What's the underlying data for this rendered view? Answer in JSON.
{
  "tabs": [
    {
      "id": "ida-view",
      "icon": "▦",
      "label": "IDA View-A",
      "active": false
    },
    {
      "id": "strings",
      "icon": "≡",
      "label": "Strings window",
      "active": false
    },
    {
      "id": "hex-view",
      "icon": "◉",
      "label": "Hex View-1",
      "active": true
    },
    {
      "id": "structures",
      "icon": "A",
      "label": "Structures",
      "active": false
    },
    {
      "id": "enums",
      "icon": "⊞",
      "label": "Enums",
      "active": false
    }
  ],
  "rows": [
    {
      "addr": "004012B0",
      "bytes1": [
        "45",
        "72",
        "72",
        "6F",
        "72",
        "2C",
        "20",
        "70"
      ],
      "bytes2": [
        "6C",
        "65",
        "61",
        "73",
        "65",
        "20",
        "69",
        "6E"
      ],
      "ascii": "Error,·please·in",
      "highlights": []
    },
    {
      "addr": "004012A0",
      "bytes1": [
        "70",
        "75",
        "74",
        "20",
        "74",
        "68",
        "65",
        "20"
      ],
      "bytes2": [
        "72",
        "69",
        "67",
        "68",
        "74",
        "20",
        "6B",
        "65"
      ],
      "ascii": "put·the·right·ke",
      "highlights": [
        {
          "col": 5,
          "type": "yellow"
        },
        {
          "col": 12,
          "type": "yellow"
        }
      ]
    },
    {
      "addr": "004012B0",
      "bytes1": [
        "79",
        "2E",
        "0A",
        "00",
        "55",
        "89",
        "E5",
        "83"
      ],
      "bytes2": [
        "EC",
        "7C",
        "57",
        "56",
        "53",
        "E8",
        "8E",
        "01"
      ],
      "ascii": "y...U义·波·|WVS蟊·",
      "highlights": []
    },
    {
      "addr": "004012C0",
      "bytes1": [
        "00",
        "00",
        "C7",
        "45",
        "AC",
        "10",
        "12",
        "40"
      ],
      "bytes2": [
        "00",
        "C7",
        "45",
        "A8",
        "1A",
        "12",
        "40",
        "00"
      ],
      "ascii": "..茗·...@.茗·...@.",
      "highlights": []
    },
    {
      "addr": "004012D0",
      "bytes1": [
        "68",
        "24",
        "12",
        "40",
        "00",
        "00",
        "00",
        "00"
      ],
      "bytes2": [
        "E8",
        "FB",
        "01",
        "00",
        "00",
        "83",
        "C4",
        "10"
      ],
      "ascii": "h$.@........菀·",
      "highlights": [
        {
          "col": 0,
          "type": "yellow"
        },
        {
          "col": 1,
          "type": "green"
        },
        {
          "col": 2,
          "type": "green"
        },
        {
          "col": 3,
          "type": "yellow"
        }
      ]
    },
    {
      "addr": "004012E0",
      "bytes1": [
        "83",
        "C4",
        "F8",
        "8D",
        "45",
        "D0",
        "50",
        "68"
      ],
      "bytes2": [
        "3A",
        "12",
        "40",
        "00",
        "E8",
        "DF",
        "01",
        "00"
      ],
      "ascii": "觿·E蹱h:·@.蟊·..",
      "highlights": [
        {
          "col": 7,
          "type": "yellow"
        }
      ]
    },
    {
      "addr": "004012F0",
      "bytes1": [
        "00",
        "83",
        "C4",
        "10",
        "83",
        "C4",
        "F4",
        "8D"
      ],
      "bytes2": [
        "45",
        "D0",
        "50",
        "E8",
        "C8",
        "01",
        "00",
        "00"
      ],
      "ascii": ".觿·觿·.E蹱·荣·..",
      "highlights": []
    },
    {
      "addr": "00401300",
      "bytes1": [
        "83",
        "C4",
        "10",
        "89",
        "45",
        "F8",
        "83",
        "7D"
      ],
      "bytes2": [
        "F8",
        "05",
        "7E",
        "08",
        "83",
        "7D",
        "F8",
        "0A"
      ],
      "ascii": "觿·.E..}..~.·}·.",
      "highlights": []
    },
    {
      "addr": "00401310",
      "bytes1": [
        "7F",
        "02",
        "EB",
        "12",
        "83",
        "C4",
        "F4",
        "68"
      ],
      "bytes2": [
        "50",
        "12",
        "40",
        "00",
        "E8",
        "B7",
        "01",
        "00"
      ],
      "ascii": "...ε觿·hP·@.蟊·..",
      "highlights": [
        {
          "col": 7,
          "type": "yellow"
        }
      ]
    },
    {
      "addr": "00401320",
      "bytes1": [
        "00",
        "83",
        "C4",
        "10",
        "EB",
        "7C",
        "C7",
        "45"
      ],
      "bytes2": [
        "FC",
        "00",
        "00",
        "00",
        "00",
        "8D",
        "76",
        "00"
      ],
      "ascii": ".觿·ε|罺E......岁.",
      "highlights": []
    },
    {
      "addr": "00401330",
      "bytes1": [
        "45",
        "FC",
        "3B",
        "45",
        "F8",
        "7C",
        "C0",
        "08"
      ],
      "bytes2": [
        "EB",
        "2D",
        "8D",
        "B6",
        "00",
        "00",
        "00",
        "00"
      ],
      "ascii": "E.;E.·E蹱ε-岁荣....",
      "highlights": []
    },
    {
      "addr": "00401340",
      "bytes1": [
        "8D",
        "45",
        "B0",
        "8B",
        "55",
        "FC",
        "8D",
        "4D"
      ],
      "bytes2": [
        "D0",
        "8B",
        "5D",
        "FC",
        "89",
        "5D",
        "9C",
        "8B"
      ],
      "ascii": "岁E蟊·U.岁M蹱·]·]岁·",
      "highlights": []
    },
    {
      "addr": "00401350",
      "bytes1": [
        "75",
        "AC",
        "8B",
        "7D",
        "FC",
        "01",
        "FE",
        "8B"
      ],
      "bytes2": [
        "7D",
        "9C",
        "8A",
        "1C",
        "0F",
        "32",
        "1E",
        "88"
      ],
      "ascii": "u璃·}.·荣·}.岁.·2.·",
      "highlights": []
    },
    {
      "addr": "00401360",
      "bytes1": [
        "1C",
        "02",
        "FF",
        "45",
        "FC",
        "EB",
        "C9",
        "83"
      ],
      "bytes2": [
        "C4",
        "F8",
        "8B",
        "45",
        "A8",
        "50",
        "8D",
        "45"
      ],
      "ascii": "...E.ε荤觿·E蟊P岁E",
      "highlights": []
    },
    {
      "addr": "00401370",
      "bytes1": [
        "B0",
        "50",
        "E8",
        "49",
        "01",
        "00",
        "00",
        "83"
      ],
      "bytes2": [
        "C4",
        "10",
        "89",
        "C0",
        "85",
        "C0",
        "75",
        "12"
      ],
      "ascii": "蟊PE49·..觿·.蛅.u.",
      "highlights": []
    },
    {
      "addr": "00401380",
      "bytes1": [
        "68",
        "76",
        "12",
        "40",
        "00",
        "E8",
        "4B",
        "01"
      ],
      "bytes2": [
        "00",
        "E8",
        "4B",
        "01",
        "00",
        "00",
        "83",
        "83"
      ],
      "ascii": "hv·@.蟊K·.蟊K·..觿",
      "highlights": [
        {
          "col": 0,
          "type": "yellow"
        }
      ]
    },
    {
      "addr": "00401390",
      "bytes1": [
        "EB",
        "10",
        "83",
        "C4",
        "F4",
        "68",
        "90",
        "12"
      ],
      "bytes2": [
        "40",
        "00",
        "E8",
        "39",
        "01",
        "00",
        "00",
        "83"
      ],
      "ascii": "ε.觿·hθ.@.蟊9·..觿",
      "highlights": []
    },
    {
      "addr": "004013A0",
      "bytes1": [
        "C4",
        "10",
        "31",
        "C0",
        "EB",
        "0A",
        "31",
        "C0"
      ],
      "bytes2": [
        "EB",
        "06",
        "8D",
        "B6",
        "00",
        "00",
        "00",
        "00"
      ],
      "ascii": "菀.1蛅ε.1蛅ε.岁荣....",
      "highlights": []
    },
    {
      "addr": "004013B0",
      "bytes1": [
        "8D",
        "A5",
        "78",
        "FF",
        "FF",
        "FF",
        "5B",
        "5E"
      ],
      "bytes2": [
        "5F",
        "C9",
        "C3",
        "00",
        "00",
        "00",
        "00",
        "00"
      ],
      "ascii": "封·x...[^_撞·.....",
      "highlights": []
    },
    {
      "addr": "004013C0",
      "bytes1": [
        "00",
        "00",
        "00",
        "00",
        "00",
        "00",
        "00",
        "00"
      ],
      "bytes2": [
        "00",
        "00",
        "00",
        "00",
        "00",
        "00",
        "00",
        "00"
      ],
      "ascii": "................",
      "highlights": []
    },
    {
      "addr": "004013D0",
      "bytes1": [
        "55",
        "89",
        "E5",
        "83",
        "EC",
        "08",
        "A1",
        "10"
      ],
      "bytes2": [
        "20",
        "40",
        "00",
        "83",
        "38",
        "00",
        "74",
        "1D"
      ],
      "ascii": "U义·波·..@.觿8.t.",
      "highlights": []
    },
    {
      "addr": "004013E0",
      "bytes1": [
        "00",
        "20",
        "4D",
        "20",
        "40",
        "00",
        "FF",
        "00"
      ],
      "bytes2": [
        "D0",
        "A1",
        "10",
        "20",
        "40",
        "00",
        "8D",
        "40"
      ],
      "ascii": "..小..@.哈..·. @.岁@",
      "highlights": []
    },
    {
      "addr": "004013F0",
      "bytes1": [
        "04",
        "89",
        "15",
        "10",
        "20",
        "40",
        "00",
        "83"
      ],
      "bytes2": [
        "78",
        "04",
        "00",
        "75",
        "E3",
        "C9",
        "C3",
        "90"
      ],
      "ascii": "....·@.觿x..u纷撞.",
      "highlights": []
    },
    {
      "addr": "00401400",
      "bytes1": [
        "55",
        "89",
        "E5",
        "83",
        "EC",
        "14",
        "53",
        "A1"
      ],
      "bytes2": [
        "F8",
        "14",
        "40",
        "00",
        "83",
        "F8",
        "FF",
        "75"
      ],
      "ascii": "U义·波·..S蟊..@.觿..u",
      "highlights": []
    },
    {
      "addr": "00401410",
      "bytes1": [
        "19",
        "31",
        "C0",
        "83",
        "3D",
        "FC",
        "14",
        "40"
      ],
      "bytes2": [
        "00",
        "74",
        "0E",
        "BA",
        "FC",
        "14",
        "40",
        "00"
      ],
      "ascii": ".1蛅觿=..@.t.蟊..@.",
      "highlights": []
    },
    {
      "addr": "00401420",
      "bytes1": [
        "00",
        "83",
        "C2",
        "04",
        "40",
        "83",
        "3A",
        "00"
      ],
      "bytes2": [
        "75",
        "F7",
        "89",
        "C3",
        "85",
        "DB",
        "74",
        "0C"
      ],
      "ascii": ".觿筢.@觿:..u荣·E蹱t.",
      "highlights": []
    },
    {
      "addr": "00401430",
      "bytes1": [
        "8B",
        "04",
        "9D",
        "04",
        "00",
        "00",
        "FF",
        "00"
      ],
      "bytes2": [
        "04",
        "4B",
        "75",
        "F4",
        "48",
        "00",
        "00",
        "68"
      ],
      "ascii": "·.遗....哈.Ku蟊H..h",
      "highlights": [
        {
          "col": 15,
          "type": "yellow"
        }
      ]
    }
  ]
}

| WORK REQUIRED |
Only lines holding the string "label" are wanted; gather each one from the entries above.

| EXERCISE RESULT |
      "label": "IDA View-A",
      "label": "Strings window",
      "label": "Hex View-1",
      "label": "Structures",
      "label": "Enums",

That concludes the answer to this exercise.